→ **QUOTED PASSAGE**:
AddDs [metric_eq_0D];


(*lem_lift_3_1*)
Goal "Lift : (moving Int Req n Int {s. metric n s = #0}) LeadsTo   \
\                  (stopped Int atFloor n)";
by (cut_facts_tac [bounded] 1);
by (ensures_tac "request_act" 1);
by Auto_tac;
qed "E_thm11";

(*lem_lift_3_5*)
Goal
  "Lift : (moving Int Req n Int {s. metric n s = N} Int {s. floor s : req s}) \
\ LeadsTo (stopped Int Req n Int {s. metric n s = N} Int {s. floor s : req s})";
by (ensures_tac "request_act" 1);
by (auto_tac (claset(), metric_ss));
qed "E_thm13";

(*lem_lift_3_6*)
Goal "#0 < N ==> \
\     Lift : \
\       (stopped Int Req n Int {s. metric n s = N} Int {s. floor s : req s}) \
\       LeadsTo (opened Int Req n Int {s. metric n s = N})";
by (ensures_tac "open_act" 1);
by (auto_tac (claset(), metric_ss));
qed "E_thm14";

(*lem_lift_3_7*)
Goal "Lift : (opened Int Req n Int {s. metric n s = N})  \
\            LeadsTo (closed Int Req n Int {s. metric n s = N})";
by (ensures_tac "close_act" 1);
by (auto_tac (claset(), metric_ss));
qed "E_thm15";


(** the final steps **)

Goal "#0 < N ==> \
\     Lift : \
\       (moving Int Req n Int {s. metric n s = N} Int {s. floor s : req s})   \
\       LeadsTo (moving Int Req n Int {s. metric n s < N})";
by (blast_tac (claset() addSIs [E_thm13, E_thm14, E_thm15, lift_5]
	                addIs [LeadsTo_Trans]) 1);
qed "lift_3_Req";


(*Now we observe that our integer metric is really a natural number*)
Goal "Lift : Always {s. #0 <= metric n s}";
by (rtac (bounded RS Always_weaken) 1);
by (auto_tac (claset(), metric_ss));
qed "Always_nonneg";

val R_thm11 = [Always_nonneg, E_thm11] MRS Always_LeadsTo_weaken;

Goal "Lift : (moving Int Req n) LeadsTo (stopped Int atFloor n)";
by (rtac (Always_nonneg RS integ_0_le_induct) 1);
by (case_tac "#0 < z" 1);
(*If z <= #0 then actually z = #0*)

→ **REQUIREMENT 1**:
Rewrite the part of the entries that opens with the line containing "checkbox-flag-repeats[interactable] <box>158 65" and closes with the line containing "option-label: Masquer les fautes", putting "setting-label" wherever "option-label" appears and leaving everything else unchanged.

[Annotated region listings]

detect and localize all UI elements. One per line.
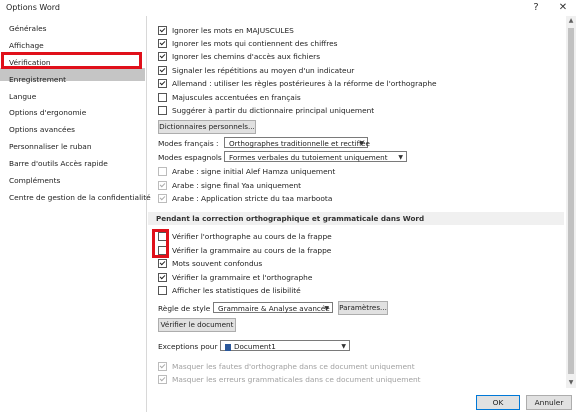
checkbox-flag-repeats[interactable] <box>158 65 167 75</box>
checkbox-arabic-alef-hamza[interactable] <box>158 166 167 176</box>
checkbox-hide-spelling-errors[interactable] <box>158 361 167 371</box>
checkbox-hide-grammar-errors[interactable] <box>158 374 167 384</box>
title-bar: Options Word ? ✕ <box>0 0 576 16</box>
french-modes-select[interactable]: Orthographes traditionnelle et rectifiée… <box>224 137 370 148</box>
chevron-down-icon: ▼ <box>398 154 403 161</box>
sidebar-item-acces-rapide[interactable]: Barre d'outils Accès rapide <box>9 159 108 168</box>
check-document-button[interactable]: Vérifier le document <box>158 318 236 332</box>
option-label: Vérifier la grammaire au cours de la fra… <box>172 245 332 255</box>
checkbox-main-dictionary-only[interactable] <box>158 105 167 115</box>
checkbox-arabic-final-yaa[interactable] <box>158 180 167 190</box>
annotation-highlight-typing-checks <box>152 229 169 258</box>
checkbox-confused-words[interactable] <box>158 258 167 268</box>
option-label: Afficher les statistiques de lisibilité <box>172 285 301 295</box>
option-label: Ignorer les chemins d'accès aux fichiers <box>172 51 321 61</box>
chevron-down-icon: ▼ <box>359 140 364 147</box>
scroll-thumb[interactable] <box>568 28 574 374</box>
option-label: Allemand : utiliser les règles postérieu… <box>172 78 437 88</box>
checkbox-ignore-uppercase[interactable] <box>158 25 167 35</box>
checkbox-ignore-digits[interactable] <box>158 38 167 48</box>
style-rule-label: Règle de style : <box>158 304 216 313</box>
chevron-down-icon: ▼ <box>324 305 329 312</box>
option-label: Masquer les fautes d'orthographe dans ce… <box>172 361 415 371</box>
option-label: Ignorer les mots qui contiennent des chi… <box>172 38 338 48</box>
vertical-scrollbar[interactable]: ▲ ▼ <box>566 16 576 388</box>
sidebar-item-enregistrement[interactable]: Enregistrement <box>9 75 66 84</box>
spanish-modes-label: Modes espagnols : <box>158 153 227 162</box>
ok-button[interactable]: OK <box>476 395 520 410</box>
spanish-modes-value: Formes verbales du tutoiement uniquement <box>229 153 388 162</box>
custom-dictionaries-button[interactable]: Dictionnaires personnels... <box>158 120 256 134</box>
sidebar-item-confidentialite[interactable]: Centre de gestion de la confidentialité <box>9 193 151 202</box>
sidebar-item-langue[interactable]: Langue <box>9 92 36 101</box>
option-label: Arabe : Application stricte du taa marbo… <box>172 193 333 203</box>
checkbox-readability-stats[interactable] <box>158 285 167 295</box>
options-panel: Ignorer les mots en MAJUSCULES Ignorer l… <box>148 16 564 388</box>
chevron-down-icon: ▼ <box>341 343 346 350</box>
close-icon[interactable]: ✕ <box>555 1 571 15</box>
sidebar-item-ruban[interactable]: Personnaliser le ruban <box>9 142 92 151</box>
grammar-section-header: Pendant la correction orthographique et … <box>148 212 564 225</box>
sidebar: Générales Affichage Vérification Enregis… <box>0 16 151 412</box>
sidebar-item-ergonomie[interactable]: Options d'ergonomie <box>9 108 86 117</box>
french-modes-value: Orthographes traditionnelle et rectifiée <box>229 139 370 148</box>
option-label: Arabe : signe final Yaa uniquement <box>172 180 302 190</box>
word-document-icon <box>225 343 231 351</box>
window-title: Options Word <box>6 3 60 12</box>
checkbox-grammar-and-spelling[interactable] <box>158 272 167 282</box>
sidebar-item-avancees[interactable]: Options avancées <box>9 125 75 134</box>
checkbox-german-reform[interactable] <box>158 78 167 88</box>
style-rule-value: Grammaire & Analyse avancée <box>218 304 330 313</box>
cancel-button[interactable]: Annuler <box>526 395 572 410</box>
spanish-modes-select[interactable]: Formes verbales du tutoiement uniquement… <box>224 151 407 162</box>
option-label: Vérifier l'orthographe au cours de la fr… <box>172 231 332 241</box>
help-icon[interactable]: ? <box>528 1 544 15</box>
option-label: Suggérer à partir du dictionnaire princi… <box>172 105 375 115</box>
checkbox-french-accented-caps[interactable] <box>158 92 167 102</box>
option-label: Majuscules accentuées en français <box>172 92 301 102</box>
scroll-up-icon[interactable]: ▲ <box>566 16 576 26</box>
option-label: Masquer les erreurs grammaticales dans c… <box>172 374 421 384</box>
sidebar-item-affichage[interactable]: Affichage <box>9 41 44 50</box>
exceptions-document-select[interactable]: Document1 ▼ <box>220 340 350 351</box>
french-modes-label: Modes français : <box>158 139 219 148</box>
option-label: Ignorer les mots en MAJUSCULES <box>172 25 294 35</box>
option-label: Signaler les répétitions au moyen d'un i… <box>172 65 355 75</box>
exceptions-label: Exceptions pour : <box>158 342 223 351</box>
option-label: Arabe : signe initial Alef Hamza uniquem… <box>172 166 336 176</box>
option-label: Vérifier la grammaire et l'orthographe <box>172 272 313 282</box>
exceptions-document-value: Document1 <box>234 342 276 351</box>
style-rule-select[interactable]: Grammaire & Analyse avancée ▼ <box>213 302 333 313</box>
option-label: Mots souvent confondus <box>172 258 263 268</box>
checkbox-ignore-paths[interactable] <box>158 51 167 61</box>
scroll-down-icon[interactable]: ▼ <box>566 378 576 388</box>
annotation-highlight-verification <box>1 52 142 69</box>
sidebar-item-complements[interactable]: Compléments <box>9 176 60 185</box>
sidebar-item-generales[interactable]: Générales <box>9 24 47 33</box>
settings-button[interactable]: Paramètres... <box>338 301 388 315</box>
checkbox-arabic-taa-marboota[interactable] <box>158 193 167 203</box>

→ **REQUIREMENT 2**:
Carry the lift proof script forward from its final line.

→ **TASK RESULT 1**:
checkbox-flag-repeats[interactable] <box>158 65 167 75</box>
checkbox-arabic-alef-hamza[interactable] <box>158 166 167 176</box>
checkbox-hide-spelling-errors[interactable] <box>158 361 167 371</box>
checkbox-hide-grammar-errors[interactable] <box>158 374 167 384</box>
title-bar: Options Word ? ✕ <box>0 0 576 16</box>
french-modes-select[interactable]: Orthographes traditionnelle et rectifiée… <box>224 137 370 148</box>
chevron-down-icon: ▼ <box>398 154 403 161</box>
sidebar-item-acces-rapide[interactable]: Barre d'outils Accès rapide <box>9 159 108 168</box>
check-document-button[interactable]: Vérifier le document <box>158 318 236 332</box>
setting-label: Vérifier la grammaire au cours de la fra… <box>172 245 332 255</box>
checkbox-main-dictionary-only[interactable] <box>158 105 167 115</box>
checkbox-arabic-final-yaa[interactable] <box>158 180 167 190</box>
annotation-highlight-typing-checks <box>152 229 169 258</box>
checkbox-confused-words[interactable] <box>158 258 167 268</box>
setting-label: Afficher les statistiques de lisibilité <box>172 285 301 295</box>
setting-label: Ignorer les chemins d'accès aux fichiers <box>172 51 321 61</box>
chevron-down-icon: ▼ <box>359 140 364 147</box>
scroll-thumb[interactable] <box>568 28 574 374</box>
setting-label: Allemand : utiliser les règles postérieu… <box>172 78 437 88</box>
checkbox-ignore-uppercase[interactable] <box>158 25 167 35</box>
checkbox-ignore-digits[interactable] <box>158 38 167 48</box>
style-rule-label: Règle de style : <box>158 304 216 313</box>
chevron-down-icon: ▼ <box>324 305 329 312</box>
setting-label: Masquer les fautes d'orthographe dans ce… <box>172 361 415 371</box>

→ **TASK RESULT 2**:
by (force_tac (claset() addIs [R_thm11, order_antisym], 
	       simpset() addsimps [linorder_not_less]) 2);
by (rtac ([asm_rl, Un_upper1] MRS LeadsTo_weaken_R) 1);
by (rtac ([subset_imp_LeadsTo, [lift_4, lift_3_Req] MRS LeadsTo_Un] 
	  MRS LeadsTo_Trans) 1);
by Auto_tac;
qed "lift_3";


val LeadsTo_Trans_Un' = rotate_prems 1 LeadsTo_Trans_Un;
(* [| Lift: B LeadsTo C; Lift: A LeadsTo B |] ==> Lift: (A Un B) LeadsTo C *)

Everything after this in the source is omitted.